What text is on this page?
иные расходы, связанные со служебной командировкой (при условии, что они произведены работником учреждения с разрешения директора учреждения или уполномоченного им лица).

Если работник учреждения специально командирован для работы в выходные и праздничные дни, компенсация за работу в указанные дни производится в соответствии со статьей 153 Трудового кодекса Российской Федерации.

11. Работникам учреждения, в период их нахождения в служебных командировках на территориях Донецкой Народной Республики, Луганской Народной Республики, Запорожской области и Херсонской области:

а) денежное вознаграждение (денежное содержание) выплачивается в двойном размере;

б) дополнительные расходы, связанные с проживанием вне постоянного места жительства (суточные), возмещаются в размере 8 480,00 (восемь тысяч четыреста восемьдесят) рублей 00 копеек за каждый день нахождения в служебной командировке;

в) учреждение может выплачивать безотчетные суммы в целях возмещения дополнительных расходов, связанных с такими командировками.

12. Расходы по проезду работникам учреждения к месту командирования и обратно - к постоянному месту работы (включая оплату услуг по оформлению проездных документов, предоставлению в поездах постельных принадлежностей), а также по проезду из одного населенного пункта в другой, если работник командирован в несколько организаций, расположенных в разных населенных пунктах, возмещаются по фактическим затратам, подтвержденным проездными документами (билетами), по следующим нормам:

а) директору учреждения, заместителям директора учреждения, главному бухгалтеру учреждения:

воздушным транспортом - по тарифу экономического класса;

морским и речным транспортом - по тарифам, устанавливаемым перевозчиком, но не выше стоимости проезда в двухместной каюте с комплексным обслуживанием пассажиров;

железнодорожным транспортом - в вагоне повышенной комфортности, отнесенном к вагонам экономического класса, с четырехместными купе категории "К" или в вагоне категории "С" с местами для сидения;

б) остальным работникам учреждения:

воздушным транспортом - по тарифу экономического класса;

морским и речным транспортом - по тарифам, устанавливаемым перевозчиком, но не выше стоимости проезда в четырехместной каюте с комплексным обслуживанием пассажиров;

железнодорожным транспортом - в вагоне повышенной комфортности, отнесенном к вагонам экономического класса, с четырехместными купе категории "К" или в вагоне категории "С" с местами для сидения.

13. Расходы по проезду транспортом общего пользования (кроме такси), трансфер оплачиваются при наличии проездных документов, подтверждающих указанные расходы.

Brief - Reproduce every line of the listing above in which the string "повышенной" appears.

Complete answer -
железнодорожным транспортом - в вагоне повышенной комфортности, отнесенном к вагонам экономического класса, с четырехместными купе категории "К" или в вагоне категории "С" с местами для сидения;
железнодорожным транспортом - в вагоне повышенной комфортности, отнесенном к вагонам экономического класса, с четырехместными купе категории "К" или в вагоне категории "С" с местами для сидения.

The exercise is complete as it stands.